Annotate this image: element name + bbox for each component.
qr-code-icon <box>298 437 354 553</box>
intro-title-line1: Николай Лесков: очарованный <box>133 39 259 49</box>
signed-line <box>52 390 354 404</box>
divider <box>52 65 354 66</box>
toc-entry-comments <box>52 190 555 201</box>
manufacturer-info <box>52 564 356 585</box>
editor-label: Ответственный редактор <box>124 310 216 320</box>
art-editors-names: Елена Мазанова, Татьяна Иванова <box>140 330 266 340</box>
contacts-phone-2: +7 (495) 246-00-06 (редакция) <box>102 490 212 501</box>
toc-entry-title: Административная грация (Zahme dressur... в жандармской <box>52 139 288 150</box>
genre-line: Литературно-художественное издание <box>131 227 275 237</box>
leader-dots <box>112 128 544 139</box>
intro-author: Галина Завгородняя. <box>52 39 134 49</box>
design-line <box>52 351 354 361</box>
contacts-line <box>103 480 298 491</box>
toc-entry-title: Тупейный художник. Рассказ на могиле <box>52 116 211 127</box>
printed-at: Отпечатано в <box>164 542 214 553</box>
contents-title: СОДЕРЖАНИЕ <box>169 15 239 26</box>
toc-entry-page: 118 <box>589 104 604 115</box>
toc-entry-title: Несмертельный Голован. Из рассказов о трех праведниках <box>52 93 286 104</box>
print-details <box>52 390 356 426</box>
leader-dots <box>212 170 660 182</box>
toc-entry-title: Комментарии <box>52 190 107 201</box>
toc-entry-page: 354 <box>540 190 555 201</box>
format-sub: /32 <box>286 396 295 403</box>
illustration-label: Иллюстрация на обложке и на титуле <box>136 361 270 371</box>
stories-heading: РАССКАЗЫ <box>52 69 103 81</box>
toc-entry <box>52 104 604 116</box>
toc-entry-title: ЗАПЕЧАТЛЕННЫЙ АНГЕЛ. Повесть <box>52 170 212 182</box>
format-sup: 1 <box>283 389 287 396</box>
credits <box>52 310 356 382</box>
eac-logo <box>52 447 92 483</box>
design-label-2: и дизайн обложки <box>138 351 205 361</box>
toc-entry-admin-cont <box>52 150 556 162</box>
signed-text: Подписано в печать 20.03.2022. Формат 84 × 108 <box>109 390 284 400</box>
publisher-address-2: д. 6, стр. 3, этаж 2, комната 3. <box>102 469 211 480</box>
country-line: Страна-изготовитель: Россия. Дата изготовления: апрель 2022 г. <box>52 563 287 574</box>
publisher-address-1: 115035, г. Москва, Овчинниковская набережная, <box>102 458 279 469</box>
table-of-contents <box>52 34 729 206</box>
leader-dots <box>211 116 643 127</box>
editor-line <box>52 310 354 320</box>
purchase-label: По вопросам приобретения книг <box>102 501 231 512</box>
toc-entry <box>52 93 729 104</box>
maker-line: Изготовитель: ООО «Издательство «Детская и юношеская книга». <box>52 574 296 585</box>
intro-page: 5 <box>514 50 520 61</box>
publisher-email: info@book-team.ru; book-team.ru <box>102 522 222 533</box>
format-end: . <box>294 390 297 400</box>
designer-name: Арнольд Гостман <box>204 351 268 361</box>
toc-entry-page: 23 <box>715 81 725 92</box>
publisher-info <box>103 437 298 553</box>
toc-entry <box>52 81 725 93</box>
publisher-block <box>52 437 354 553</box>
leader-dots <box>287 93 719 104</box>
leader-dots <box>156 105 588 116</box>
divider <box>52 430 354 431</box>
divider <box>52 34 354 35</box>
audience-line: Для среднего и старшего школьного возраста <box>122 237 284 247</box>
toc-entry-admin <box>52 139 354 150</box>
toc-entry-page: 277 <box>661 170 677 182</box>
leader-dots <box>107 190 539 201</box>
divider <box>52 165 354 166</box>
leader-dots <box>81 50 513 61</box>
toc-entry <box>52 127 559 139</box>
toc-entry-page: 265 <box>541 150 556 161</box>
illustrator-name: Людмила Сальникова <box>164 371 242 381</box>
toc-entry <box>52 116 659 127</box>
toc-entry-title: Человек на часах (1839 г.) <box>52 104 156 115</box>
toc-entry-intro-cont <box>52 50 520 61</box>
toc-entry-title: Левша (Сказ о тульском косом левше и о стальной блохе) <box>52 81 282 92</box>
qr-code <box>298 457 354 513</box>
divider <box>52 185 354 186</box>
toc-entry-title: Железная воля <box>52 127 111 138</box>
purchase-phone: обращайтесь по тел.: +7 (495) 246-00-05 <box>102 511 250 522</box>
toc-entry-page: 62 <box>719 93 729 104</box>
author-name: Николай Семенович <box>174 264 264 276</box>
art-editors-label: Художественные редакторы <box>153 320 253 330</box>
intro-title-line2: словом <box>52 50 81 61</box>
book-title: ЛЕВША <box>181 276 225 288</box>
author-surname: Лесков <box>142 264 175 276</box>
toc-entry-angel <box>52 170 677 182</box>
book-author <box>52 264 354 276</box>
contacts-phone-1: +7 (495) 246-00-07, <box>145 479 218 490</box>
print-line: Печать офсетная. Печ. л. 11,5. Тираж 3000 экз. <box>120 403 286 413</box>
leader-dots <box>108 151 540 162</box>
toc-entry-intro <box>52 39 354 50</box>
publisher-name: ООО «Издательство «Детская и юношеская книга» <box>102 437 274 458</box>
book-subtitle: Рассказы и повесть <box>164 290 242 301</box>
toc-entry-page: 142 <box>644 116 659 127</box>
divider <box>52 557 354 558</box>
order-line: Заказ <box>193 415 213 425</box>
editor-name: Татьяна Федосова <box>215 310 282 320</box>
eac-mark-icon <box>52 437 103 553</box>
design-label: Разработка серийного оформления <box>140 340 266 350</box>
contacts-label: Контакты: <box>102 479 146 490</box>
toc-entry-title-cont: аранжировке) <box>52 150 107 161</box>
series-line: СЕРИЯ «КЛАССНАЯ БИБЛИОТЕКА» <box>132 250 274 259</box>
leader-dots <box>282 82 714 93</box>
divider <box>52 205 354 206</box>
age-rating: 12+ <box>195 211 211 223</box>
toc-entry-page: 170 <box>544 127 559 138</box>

> [The problem] Format the records above as a JSON list of strings, one string per line, leaving out any blank lines. Include every line of the records.

> [Result]
[
  "Annotate this image: element name + bbox for each component.",
  "qr-code-icon <box>298 437 354 553</box>",
  "intro-title-line1: Николай Лесков: очарованный <box>133 39 259 49</box>",
  "signed-line <box>52 390 354 404</box>",
  "divider <box>52 65 354 66</box>",
  "toc-entry-comments <box>52 190 555 201</box>",
  "manufacturer-info <box>52 564 356 585</box>",
  "editor-label: Ответственный редактор <box>124 310 216 320</box>",
  "art-editors-names: Елена Мазанова, Татьяна Иванова <box>140 330 266 340</box>",
  "contacts-phone-2: +7 (495) 246-00-06 (редакция) <box>102 490 212 501</box>",
  "toc-entry-title: Административная грация (Zahme dressur... в жандармской <box>52 139 288 150</box>",
  "genre-line: Литературно-художественное издание <box>131 227 275 237</box>",
  "leader-dots <box>112 128 544 139</box>",
  "intro-author: Галина Завгородняя. <box>52 39 134 49</box>",
  "design-line <box>52 351 354 361</box>",
  "contacts-line <box>103 480 298 491</box>",
  "toc-entry-title: Тупейный художник. Рассказ на могиле <box>52 116 211 127</box>",
  "printed-at: Отпечатано в <box>164 542 214 553</box>",
  "contents-title: СОДЕРЖАНИЕ <box>169 15 239 26</box>",
  "toc-entry-page: 118 <box>589 104 604 115</box>",
  "toc-entry-title: Несмертельный Голован. Из рассказов о трех праведниках <box>52 93 286 104</box>",
  "print-details <box>52 390 356 426</box>",
  "leader-dots <box>212 170 660 182</box>",
  "toc-entry-title: Комментарии <box>52 190 107 201</box>",
  "toc-entry-page: 354 <box>540 190 555 201</box>",
  "format-sub: /32 <box>286 396 295 403</box>",
  "illustration-label: Иллюстрация на обложке и на титуле <box>136 361 270 371</box>",
  "stories-heading: РАССКАЗЫ <box>52 69 103 81</box>",
  "toc-entry <box>52 104 604 116</box>",
  "toc-entry-title: ЗАПЕЧАТЛЕННЫЙ АНГЕЛ. Повесть <box>52 170 212 182</box>",
  "format-sup: 1 <box>283 389 287 396</box>",
  "credits <box>52 310 356 382</box>",
  "eac-logo <box>52 447 92 483</box>",
  "design-label-2: и дизайн обложки <box>138 351 205 361</box>",
  "toc-entry-admin-cont <box>52 150 556 162</box>",
  "signed-text: Подписано в печать 20.03.2022. Формат 84 × 108 <box>109 390 284 400</box>",
  "publisher-address-2: д. 6, стр. 3, этаж 2, комната 3. <box>102 469 211 480</box>",
  "country-line: Страна-изготовитель: Россия. Дата изготовления: апрель 2022 г. <box>52 563 287 574</box>",
  "publisher-address-1: 115035, г. Москва, Овчинниковская набережная, <box>102 458 279 469</box>",
  "table-of-contents <box>52 34 729 206</box>",
  "leader-dots <box>211 116 643 127</box>",
  "editor-line <box>52 310 354 320</box>",
  "purchase-label: По вопросам приобретения книг <box>102 501 231 512</box>",
  "toc-entry <box>52 93 729 104</box>",
  "maker-line: Изготовитель: ООО «Издательство «Детская и юношеская книга». <box>52 574 296 585</box>",
  "intro-page: 5 <box>514 50 520 61</box>",
  "publisher-email: info@book-team.ru; book-team.ru <box>102 522 222 533</box>",
  "format-end: . <box>294 390 297 400</box>",
  "designer-name: Арнольд Гостман <box>204 351 268 361</box>",
  "toc-entry-page: 23 <box>715 81 725 92</box>",
  "publisher-info <box>103 437 298 553</box>",
  "toc-entry <box>52 81 725 93</box>",
  "publisher-block <box>52 437 354 553</box>",
  "leader-dots <box>287 93 719 104</box>",
  "leader-dots <box>156 105 588 116</box>",
  "divider <box>52 430 354 431</box>",
  "divider <box>52 34 354 35</box>",
  "audience-line: Для среднего и старшего школьного возраста <box>122 237 284 247</box>",
  "toc-entry-admin <box>52 139 354 150</box>",
  "toc-entry-page: 277 <box>661 170 677 182</box>",
  "leader-dots <box>107 190 539 201</box>",
  "divider <box>52 165 354 166</box>",
  "leader-dots <box>81 50 513 61</box>",
  "toc-entry <box>52 127 559 139</box>",
  "toc-entry-page: 265 <box>541 150 556 161</box>",
  "illustrator-name: Людмила Сальникова <box>164 371 242 381</box>",
  "toc-entry <box>52 116 659 127</box>",
  "toc-entry-title: Человек на часах (1839 г.) <box>52 104 156 115</box>",
  "toc-entry-intro-cont <box>52 50 520 61</box>",
  "toc-entry-title: Левша (Сказ о тульском косом левше и о стальной блохе) <box>52 81 282 92</box>",
  "qr-code <box>298 457 354 513</box>",
  "divider <box>52 185 354 186</box>",
  "toc-entry-title: Железная воля <box>52 127 111 138</box>",
  "purchase-phone: обращайтесь по тел.: +7 (495) 246-00-05 <box>102 511 250 522</box>",
  "toc-entry-page: 62 <box>719 93 729 104</box>",
  "author-name: Николай Семенович <box>174 264 264 276</box>",
  "art-editors-label: Художественные редакторы <box>153 320 253 330</box>",
  "intro-title-line2: словом <box>52 50 81 61</box>",
  "book-title: ЛЕВША <box>181 276 225 288</box>",
  "author-surname: Лесков <box>142 264 175 276</box>",
  "toc-entry-angel <box>52 170 677 182</box>",
  "book-author <box>52 264 354 276</box>",
  "contacts-phone-1: +7 (495) 246-00-07, <box>145 479 218 490</box>",
  "print-line: Печать офсетная. Печ. л. 11,5. Тираж 3000 экз. <box>120 403 286 413</box>",
  "leader-dots <box>108 151 540 162</box>",
  "toc-entry-intro <box>52 39 354 50</box>",
  "publisher-name: ООО «Издательство «Детская и юношеская книга» <box>102 437 274 458</box>",
  "book-subtitle: Рассказы и повесть <box>164 290 242 301</box>",
  "toc-entry-page: 142 <box>644 116 659 127</box>",
  "divider <box>52 557 354 558</box>",
  "order-line: Заказ <box>193 415 213 425</box>",
  "editor-name: Татьяна Федосова <box>215 310 282 320</box>",
  "eac-mark-icon <box>52 437 103 553</box>",
  "design-label: Разработка серийного оформления <box>140 340 266 350</box>",
  "contacts-label: Контакты: <box>102 479 146 490</box>",
  "toc-entry-title-cont: аранжировке) <box>52 150 107 161</box>",
  "series-line: СЕРИЯ «КЛАССНАЯ БИБЛИОТЕКА» <box>132 250 274 259</box>",
  "leader-dots <box>282 82 714 93</box>",
  "divider <box>52 205 354 206</box>",
  "age-rating: 12+ <box>195 211 211 223</box>",
  "toc-entry-page: 170 <box>544 127 559 138</box>"
]